What the exercise asks –
Records follow. Select each line holding "Total".

Extracted entries –

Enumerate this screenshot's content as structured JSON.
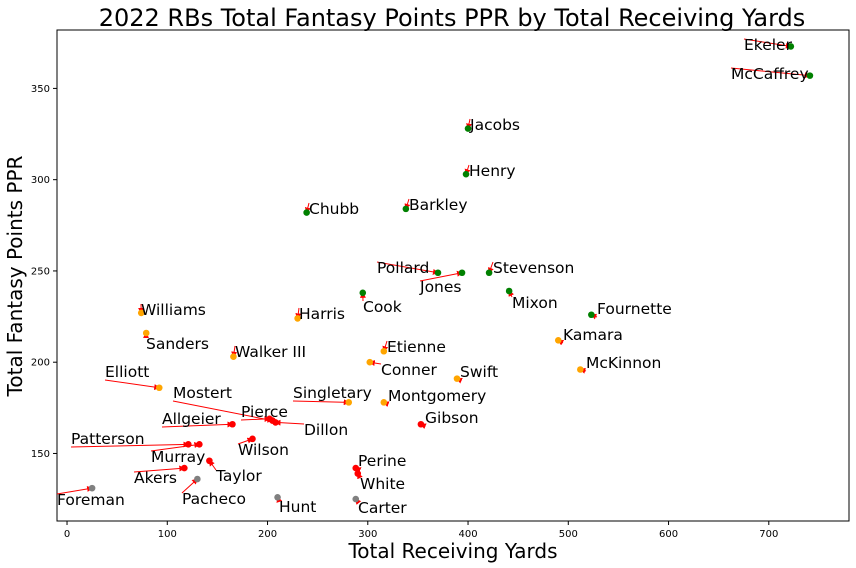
{
  "chart_data": {
    "type": "scatter",
    "title": "2022 RBs Total Fantasy Points PPR by Total Receiving Yards",
    "xlabel": "Total Receiving Yards",
    "ylabel": "Total Fantasy Points PPR",
    "xlim": [
      -10,
      780
    ],
    "ylim": [
      113,
      382
    ],
    "xticks": [
      0,
      100,
      200,
      300,
      400,
      500,
      600,
      700
    ],
    "yticks": [
      150,
      200,
      250,
      300,
      350
    ],
    "grid": false,
    "colors": {
      "green": "#008000",
      "orange": "#FFA500",
      "red": "#FF0000",
      "gray": "#808080",
      "arrow": "#FF0000"
    },
    "points": [
      {
        "name": "Ekeler",
        "x": 722,
        "y": 373,
        "color": "green",
        "label_offset": [
          -50,
          -9
        ]
      },
      {
        "name": "McCaffrey",
        "x": 741,
        "y": 357,
        "color": "green",
        "label_offset": [
          -83,
          -9
        ]
      },
      {
        "name": "Jacobs",
        "x": 400,
        "y": 328,
        "color": "green",
        "label_offset": [
          0,
          -9
        ]
      },
      {
        "name": "Henry",
        "x": 398,
        "y": 303,
        "color": "green",
        "label_offset": [
          0,
          -9
        ]
      },
      {
        "name": "Barkley",
        "x": 338,
        "y": 284,
        "color": "green",
        "label_offset": [
          2,
          -9
        ]
      },
      {
        "name": "Chubb",
        "x": 239,
        "y": 282,
        "color": "green",
        "label_offset": [
          2,
          -9
        ]
      },
      {
        "name": "Pollard",
        "x": 370,
        "y": 249,
        "color": "green",
        "label_offset": [
          -62,
          -9
        ]
      },
      {
        "name": "Jones",
        "x": 394,
        "y": 249,
        "color": "green",
        "label_offset": [
          -44,
          14
        ]
      },
      {
        "name": "Stevenson",
        "x": 421,
        "y": 249,
        "color": "green",
        "label_offset": [
          2,
          -9
        ]
      },
      {
        "name": "Cook",
        "x": 295,
        "y": 238,
        "color": "green",
        "label_offset": [
          -2,
          14
        ]
      },
      {
        "name": "Mixon",
        "x": 441,
        "y": 239,
        "color": "green",
        "label_offset": [
          2,
          14
        ]
      },
      {
        "name": "Fournette",
        "x": 523,
        "y": 226,
        "color": "green",
        "label_offset": [
          2,
          -8
        ]
      },
      {
        "name": "Williams",
        "x": 74,
        "y": 227,
        "color": "orange",
        "label_offset": [
          2,
          -9
        ]
      },
      {
        "name": "Harris",
        "x": 230,
        "y": 224,
        "color": "orange",
        "label_offset": [
          2,
          -9
        ]
      },
      {
        "name": "Sanders",
        "x": 79,
        "y": 216,
        "color": "orange",
        "label_offset": [
          2,
          14
        ]
      },
      {
        "name": "Kamara",
        "x": 490,
        "y": 212,
        "color": "orange",
        "label_offset": [
          2,
          -9
        ]
      },
      {
        "name": "Walker III",
        "x": 166,
        "y": 203,
        "color": "orange",
        "label_offset": [
          2,
          -9
        ]
      },
      {
        "name": "Etienne",
        "x": 316,
        "y": 206,
        "color": "orange",
        "label_offset": [
          2,
          -9
        ]
      },
      {
        "name": "Conner",
        "x": 302,
        "y": 200,
        "color": "orange",
        "label_offset": [
          12,
          11
        ]
      },
      {
        "name": "McKinnon",
        "x": 512,
        "y": 196,
        "color": "orange",
        "label_offset": [
          2,
          -9
        ]
      },
      {
        "name": "Swift",
        "x": 389,
        "y": 191,
        "color": "orange",
        "label_offset": [
          2,
          -9
        ]
      },
      {
        "name": "Elliott",
        "x": 92,
        "y": 186,
        "color": "orange",
        "label_offset": [
          -52,
          -14
        ]
      },
      {
        "name": "Singletary",
        "x": 281,
        "y": 178,
        "color": "orange",
        "label_offset": [
          -56,
          -14
        ]
      },
      {
        "name": "Montgomery",
        "x": 316,
        "y": 178,
        "color": "orange",
        "label_offset": [
          2,
          -9
        ]
      },
      {
        "name": "Mostert",
        "x": 205,
        "y": 168,
        "color": "red",
        "label_offset": [
          -94,
          -26
        ]
      },
      {
        "name": "Pierce",
        "x": 202,
        "y": 169,
        "color": "red",
        "label_offset": [
          -28,
          -12
        ]
      },
      {
        "name": "Dillon",
        "x": 208,
        "y": 167,
        "color": "red",
        "label_offset": [
          30,
          14
        ]
      },
      {
        "name": "Allgeier",
        "x": 165,
        "y": 166,
        "color": "red",
        "label_offset": [
          -72,
          -10
        ]
      },
      {
        "name": "Gibson",
        "x": 353,
        "y": 166,
        "color": "red",
        "label_offset": [
          2,
          -9
        ]
      },
      {
        "name": "Patterson",
        "x": 121,
        "y": 155,
        "color": "red",
        "label_offset": [
          -118,
          -9
        ]
      },
      {
        "name": "Murray",
        "x": 132,
        "y": 155,
        "color": "red",
        "label_offset": [
          -46,
          10
        ]
      },
      {
        "name": "Wilson",
        "x": 185,
        "y": 158,
        "color": "red",
        "label_offset": [
          -14,
          14
        ]
      },
      {
        "name": "Taylor",
        "x": 142,
        "y": 146,
        "color": "red",
        "label_offset": [
          5,
          16
        ]
      },
      {
        "name": "Akers",
        "x": 117,
        "y": 142,
        "color": "red",
        "label_offset": [
          -50,
          10
        ]
      },
      {
        "name": "Perine",
        "x": 288,
        "y": 142,
        "color": "red",
        "label_offset": [
          2,
          -5
        ]
      },
      {
        "name": "White",
        "x": 290,
        "y": 139,
        "color": "red",
        "label_offset": [
          2,
          12
        ]
      },
      {
        "name": "Pacheco",
        "x": 130,
        "y": 136,
        "color": "gray",
        "label_offset": [
          -14,
          18
        ]
      },
      {
        "name": "Foreman",
        "x": 25,
        "y": 131,
        "color": "gray",
        "label_offset": [
          -34,
          12
        ]
      },
      {
        "name": "Hunt",
        "x": 210,
        "y": 126,
        "color": "gray",
        "label_offset": [
          2,
          12
        ]
      },
      {
        "name": "Carter",
        "x": 288,
        "y": 125,
        "color": "gray",
        "label_offset": [
          2,
          12
        ]
      }
    ]
  }
}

Completed exercise –
    "title": "2022 RBs Total Fantasy Points PPR by Total Receiving Yards",
    "xlabel": "Total Receiving Yards",
    "ylabel": "Total Fantasy Points PPR",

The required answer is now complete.